- _Goal_:
Look through the material below, count the lines containing the word "pika", and state only the count.

Stored data
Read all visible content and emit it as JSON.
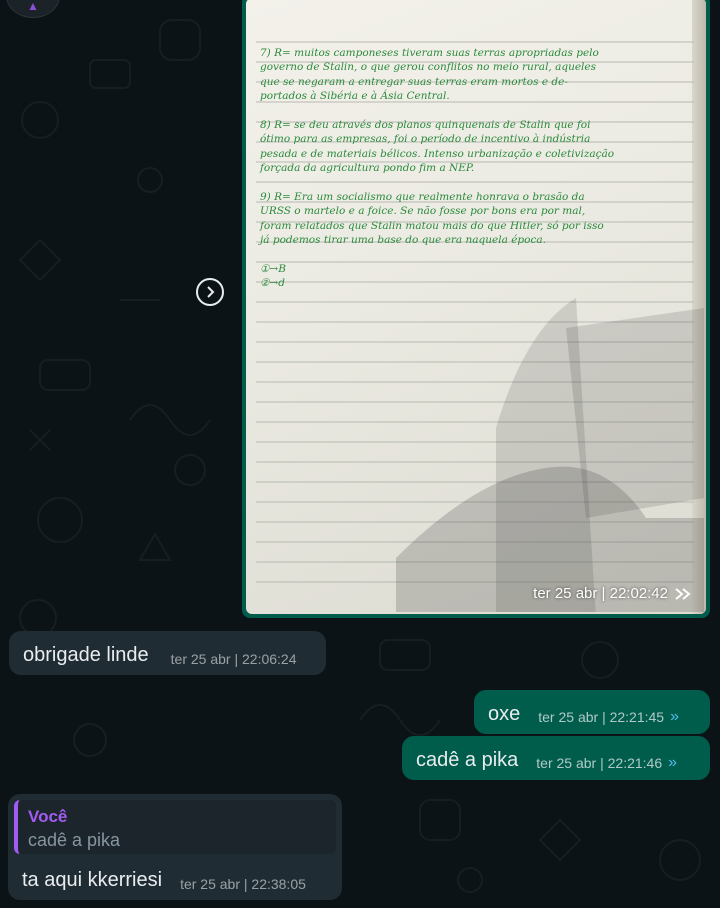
{
  "chat": {
    "top_avatar_icon": "group-avatar-icon",
    "forward_icon": "forward-icon",
    "image_message": {
      "timestamp": "ter 25 abr | 22:02:42",
      "status_icon": "double-check-icon",
      "notebook_lines": [
        "7) R= muitos camponeses tiveram suas terras apropriadas pelo",
        "governo de Stalin, o que gerou conflitos no meio rural, aqueles",
        "que se negaram a entregar suas terras eram mortos e de-",
        "portados à Sibéria e à Ásia Central.",
        "",
        "8) R= se deu através dos planos quinquenais de Stalin que foi",
        "ótimo para as empresas, foi o período de incentivo à indústria",
        "pesada e de materiais bélicos. Intenso urbanização e coletivização",
        "forçada da agricultura pondo fim a NEP.",
        "",
        "9) R= Era um socialismo que realmente honrava o brasão da",
        "URSS o martelo e a foice. Se não fosse por bons era por mal,",
        "foram relatados que Stalin matou mais do que Hitler, só por isso",
        "já podemos tirar uma base do que era naquela época.",
        "",
        "①→B",
        "②→d"
      ]
    },
    "messages": [
      {
        "direction": "in",
        "text": "obrigade linde",
        "time": "ter 25 abr | 22:06:24"
      },
      {
        "direction": "out",
        "text": "oxe",
        "time": "ter 25 abr | 22:21:45"
      },
      {
        "direction": "out",
        "text": "cadê a pika",
        "time": "ter 25 abr | 22:21:46"
      }
    ],
    "reply_message": {
      "quoted_author": "Você",
      "quoted_text": "cadê a pika",
      "text": "ta aqui kkerriesi",
      "time": "ter 25 abr | 22:38:05"
    },
    "colors": {
      "background": "#0c1317",
      "incoming_bubble": "#202c33",
      "outgoing_bubble": "#005c4b",
      "read_ticks": "#53bdeb",
      "quote_accent": "#a35cf3",
      "notebook_ink": "#2a8a3c"
    }
  }
}
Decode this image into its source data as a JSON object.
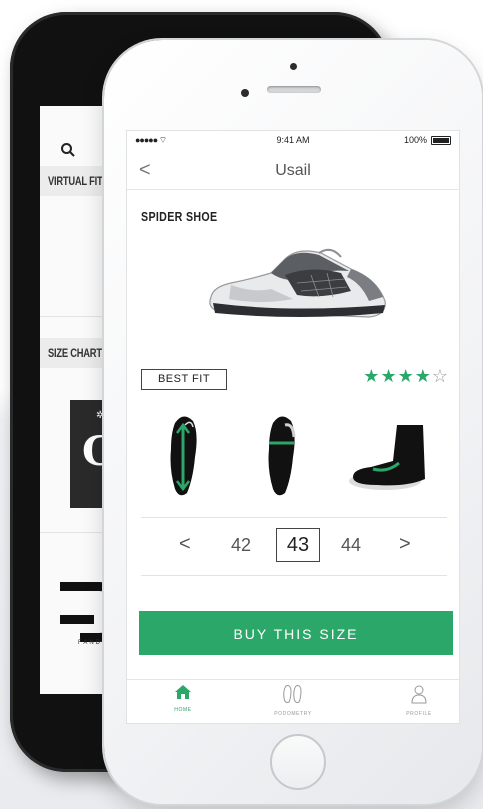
{
  "back_screen": {
    "section1_label": "VIRTUAL FIT",
    "section2_label": "SIZE CHARTS",
    "brand_caption": "FANDMA"
  },
  "status_bar": {
    "signal": "●●●●● ",
    "time": "9:41 AM",
    "battery": "100%"
  },
  "nav": {
    "back_glyph": "<",
    "title": "Usail"
  },
  "product": {
    "name": "SPIDER SHOE",
    "best_fit_label": "BEST FIT",
    "rating": 4,
    "rating_max": 5
  },
  "size_selector": {
    "prev_glyph": "<",
    "next_glyph": ">",
    "sizes": [
      "42",
      "43",
      "44"
    ],
    "selected": "43"
  },
  "buy_button": {
    "label": "BUY THIS SIZE"
  },
  "tabbar": {
    "home": "HOME",
    "podometry": "PODOMETRY",
    "profile": "PROFILE"
  },
  "colors": {
    "accent": "#2aa769",
    "text": "#222222",
    "muted": "#999999"
  }
}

- _Output for this task_:
2